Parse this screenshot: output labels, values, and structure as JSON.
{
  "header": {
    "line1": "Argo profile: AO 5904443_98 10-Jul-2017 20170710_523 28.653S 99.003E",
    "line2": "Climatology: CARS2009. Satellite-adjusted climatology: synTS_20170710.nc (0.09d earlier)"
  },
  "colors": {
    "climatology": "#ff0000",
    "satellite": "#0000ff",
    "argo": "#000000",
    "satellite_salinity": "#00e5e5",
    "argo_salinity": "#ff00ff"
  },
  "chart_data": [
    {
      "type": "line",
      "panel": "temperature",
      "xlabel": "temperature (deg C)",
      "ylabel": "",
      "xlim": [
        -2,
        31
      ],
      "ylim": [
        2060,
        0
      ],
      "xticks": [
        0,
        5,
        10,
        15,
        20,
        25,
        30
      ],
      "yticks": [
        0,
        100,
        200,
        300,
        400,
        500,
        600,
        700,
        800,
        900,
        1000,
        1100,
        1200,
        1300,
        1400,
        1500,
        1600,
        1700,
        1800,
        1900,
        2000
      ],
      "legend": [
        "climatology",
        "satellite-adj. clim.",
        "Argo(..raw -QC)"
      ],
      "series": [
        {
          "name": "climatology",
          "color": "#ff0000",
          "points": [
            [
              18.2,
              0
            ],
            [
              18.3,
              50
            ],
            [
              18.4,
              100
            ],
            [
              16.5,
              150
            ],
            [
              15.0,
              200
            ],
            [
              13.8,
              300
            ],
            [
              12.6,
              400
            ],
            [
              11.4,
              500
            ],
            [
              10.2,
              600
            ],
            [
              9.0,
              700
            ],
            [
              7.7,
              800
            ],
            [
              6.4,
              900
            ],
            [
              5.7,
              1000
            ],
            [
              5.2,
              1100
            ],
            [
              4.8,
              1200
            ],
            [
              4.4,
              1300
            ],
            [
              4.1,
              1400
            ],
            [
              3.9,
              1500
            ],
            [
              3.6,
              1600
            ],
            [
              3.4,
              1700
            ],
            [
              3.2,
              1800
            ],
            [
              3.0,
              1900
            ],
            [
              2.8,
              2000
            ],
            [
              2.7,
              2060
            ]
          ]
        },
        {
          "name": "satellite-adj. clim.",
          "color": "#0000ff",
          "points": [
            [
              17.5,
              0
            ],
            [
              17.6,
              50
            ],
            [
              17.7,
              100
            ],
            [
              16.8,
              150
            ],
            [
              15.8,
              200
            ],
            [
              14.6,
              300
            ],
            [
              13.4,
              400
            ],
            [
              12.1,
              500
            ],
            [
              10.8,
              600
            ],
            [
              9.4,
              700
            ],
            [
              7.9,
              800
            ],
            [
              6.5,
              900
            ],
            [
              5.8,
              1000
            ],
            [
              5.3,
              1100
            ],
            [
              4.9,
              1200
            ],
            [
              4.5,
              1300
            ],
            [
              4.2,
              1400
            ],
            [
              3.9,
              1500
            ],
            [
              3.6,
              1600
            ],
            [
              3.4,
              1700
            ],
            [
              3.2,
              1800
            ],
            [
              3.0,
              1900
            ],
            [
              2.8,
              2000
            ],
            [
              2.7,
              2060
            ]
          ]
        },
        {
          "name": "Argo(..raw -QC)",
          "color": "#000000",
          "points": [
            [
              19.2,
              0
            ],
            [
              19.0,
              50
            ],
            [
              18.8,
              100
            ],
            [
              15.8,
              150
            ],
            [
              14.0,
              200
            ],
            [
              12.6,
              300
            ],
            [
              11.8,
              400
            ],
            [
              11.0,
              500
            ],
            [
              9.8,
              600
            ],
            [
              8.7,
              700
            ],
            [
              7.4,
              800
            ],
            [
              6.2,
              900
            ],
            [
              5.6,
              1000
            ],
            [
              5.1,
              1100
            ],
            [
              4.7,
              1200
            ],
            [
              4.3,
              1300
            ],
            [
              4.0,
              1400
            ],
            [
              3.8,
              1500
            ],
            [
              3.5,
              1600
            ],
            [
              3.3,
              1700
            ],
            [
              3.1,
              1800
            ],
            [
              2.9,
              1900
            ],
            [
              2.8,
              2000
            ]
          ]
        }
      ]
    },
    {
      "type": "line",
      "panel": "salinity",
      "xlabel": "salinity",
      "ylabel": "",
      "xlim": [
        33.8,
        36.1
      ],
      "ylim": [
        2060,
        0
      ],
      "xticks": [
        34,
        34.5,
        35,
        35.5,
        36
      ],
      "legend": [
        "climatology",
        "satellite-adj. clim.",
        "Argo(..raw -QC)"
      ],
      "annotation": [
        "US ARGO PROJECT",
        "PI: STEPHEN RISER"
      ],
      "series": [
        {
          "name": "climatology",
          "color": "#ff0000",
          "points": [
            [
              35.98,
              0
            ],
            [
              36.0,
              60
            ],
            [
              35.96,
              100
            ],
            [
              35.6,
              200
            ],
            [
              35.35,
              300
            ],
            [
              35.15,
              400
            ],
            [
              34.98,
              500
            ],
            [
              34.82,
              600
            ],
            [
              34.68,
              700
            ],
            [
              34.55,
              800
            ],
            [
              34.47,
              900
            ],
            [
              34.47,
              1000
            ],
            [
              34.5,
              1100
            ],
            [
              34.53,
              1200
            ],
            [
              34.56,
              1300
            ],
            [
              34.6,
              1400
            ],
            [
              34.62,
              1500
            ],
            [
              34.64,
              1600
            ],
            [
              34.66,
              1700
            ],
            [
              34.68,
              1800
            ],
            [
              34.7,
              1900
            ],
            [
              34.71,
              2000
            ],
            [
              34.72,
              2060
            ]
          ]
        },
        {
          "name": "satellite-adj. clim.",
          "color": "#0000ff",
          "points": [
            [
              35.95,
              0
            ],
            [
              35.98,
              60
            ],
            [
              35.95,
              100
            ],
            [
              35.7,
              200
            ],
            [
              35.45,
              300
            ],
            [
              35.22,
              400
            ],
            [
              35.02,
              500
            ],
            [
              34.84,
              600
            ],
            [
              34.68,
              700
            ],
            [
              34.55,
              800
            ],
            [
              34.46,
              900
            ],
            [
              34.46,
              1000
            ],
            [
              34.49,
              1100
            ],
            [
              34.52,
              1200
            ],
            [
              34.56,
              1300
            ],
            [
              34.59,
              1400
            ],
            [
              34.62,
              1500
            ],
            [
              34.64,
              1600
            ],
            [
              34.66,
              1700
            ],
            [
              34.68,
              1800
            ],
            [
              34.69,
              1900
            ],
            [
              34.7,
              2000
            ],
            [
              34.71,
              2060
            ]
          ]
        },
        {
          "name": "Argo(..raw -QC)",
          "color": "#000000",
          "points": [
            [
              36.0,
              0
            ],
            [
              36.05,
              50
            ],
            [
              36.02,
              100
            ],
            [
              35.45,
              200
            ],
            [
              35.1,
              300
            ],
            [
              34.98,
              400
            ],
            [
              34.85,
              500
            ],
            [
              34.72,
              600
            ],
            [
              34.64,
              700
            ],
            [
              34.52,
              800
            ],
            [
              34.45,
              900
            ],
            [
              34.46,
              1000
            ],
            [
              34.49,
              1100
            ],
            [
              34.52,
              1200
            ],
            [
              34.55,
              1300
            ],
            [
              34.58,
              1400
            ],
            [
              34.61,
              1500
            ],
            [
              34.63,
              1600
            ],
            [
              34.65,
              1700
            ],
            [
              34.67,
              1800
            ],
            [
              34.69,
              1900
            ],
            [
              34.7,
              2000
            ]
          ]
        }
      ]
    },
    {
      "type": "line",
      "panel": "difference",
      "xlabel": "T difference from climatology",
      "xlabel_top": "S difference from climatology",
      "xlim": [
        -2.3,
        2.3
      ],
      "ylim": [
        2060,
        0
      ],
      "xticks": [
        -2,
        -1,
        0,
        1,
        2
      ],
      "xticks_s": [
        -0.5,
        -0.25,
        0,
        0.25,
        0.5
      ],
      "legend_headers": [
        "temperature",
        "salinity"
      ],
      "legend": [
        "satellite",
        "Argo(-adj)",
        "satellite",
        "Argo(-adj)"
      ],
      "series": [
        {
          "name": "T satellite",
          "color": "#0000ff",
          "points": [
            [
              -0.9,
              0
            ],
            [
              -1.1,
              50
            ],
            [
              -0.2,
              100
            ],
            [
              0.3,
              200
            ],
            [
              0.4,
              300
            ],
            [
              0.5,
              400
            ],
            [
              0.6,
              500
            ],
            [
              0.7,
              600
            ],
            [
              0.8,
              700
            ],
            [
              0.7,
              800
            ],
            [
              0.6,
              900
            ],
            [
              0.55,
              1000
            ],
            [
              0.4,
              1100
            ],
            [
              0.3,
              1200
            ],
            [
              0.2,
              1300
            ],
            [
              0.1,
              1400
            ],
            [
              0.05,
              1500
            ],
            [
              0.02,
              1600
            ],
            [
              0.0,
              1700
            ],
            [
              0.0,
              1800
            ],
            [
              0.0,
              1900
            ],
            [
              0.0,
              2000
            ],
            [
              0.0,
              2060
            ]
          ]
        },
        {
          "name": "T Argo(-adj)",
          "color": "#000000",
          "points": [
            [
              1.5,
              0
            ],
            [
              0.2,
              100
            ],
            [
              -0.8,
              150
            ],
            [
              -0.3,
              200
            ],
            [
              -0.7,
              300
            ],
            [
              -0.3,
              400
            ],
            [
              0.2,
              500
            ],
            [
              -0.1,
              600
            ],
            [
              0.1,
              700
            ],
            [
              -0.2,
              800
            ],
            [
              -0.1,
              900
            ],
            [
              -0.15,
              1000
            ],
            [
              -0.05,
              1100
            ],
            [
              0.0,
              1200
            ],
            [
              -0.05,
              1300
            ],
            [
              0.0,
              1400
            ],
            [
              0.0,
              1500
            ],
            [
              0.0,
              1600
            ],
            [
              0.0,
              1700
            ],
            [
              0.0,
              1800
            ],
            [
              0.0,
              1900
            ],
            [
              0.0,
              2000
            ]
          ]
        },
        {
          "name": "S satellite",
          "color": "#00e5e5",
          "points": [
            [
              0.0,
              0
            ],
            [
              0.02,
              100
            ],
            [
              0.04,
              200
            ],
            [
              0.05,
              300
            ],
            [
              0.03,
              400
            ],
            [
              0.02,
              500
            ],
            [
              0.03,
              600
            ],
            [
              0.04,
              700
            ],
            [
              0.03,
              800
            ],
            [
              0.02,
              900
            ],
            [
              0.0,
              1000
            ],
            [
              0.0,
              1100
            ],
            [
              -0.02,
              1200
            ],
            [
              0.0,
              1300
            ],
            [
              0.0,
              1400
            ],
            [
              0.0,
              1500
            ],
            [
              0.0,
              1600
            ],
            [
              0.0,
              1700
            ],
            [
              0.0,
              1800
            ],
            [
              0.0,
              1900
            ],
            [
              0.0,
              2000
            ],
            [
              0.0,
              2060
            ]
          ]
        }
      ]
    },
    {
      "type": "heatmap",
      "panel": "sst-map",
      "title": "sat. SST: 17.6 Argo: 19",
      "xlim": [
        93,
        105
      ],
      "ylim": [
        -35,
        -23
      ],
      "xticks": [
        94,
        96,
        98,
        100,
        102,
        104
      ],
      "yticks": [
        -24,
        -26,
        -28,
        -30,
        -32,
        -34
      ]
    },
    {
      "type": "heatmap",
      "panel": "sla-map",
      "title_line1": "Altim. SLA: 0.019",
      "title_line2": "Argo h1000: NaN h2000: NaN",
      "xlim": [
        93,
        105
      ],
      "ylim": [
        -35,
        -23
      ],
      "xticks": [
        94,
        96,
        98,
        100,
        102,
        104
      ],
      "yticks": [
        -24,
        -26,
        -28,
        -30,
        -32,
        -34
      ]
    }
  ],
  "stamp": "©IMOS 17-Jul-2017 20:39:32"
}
...
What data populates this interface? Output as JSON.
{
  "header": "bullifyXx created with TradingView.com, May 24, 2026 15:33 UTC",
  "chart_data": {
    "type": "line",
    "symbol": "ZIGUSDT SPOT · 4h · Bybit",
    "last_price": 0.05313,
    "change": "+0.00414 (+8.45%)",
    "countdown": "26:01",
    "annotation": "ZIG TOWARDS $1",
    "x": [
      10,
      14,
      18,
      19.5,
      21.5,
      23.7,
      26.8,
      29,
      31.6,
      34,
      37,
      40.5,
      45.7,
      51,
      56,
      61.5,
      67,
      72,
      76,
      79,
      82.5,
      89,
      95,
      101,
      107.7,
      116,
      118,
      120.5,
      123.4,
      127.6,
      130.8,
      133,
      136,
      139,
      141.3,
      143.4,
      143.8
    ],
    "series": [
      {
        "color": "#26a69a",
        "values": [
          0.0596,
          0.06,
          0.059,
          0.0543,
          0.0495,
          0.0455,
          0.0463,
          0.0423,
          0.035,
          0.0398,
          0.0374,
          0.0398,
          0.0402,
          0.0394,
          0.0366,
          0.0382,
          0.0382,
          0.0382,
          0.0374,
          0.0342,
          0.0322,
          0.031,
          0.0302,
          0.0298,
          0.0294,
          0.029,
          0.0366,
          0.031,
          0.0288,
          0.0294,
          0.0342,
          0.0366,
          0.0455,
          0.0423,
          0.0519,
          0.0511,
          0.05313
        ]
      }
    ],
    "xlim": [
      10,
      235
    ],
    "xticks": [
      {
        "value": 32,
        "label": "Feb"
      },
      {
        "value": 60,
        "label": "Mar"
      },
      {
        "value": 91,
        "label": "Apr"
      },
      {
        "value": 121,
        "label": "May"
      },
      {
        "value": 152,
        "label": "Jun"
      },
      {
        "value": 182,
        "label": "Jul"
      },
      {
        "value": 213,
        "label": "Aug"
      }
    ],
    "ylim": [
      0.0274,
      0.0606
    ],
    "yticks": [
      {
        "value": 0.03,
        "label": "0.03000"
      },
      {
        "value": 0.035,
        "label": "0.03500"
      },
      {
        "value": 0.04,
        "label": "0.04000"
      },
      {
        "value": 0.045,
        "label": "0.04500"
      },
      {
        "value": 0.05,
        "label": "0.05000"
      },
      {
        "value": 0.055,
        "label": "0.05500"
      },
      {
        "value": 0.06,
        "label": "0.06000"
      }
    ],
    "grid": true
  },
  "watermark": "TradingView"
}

§ **Job**: Find each line holding the word "JSON" and copy it.

§ **Solution to this task**:
Parse this screenshot: output labels, values, and structure as JSON.
What data populates this interface? Output as JSON.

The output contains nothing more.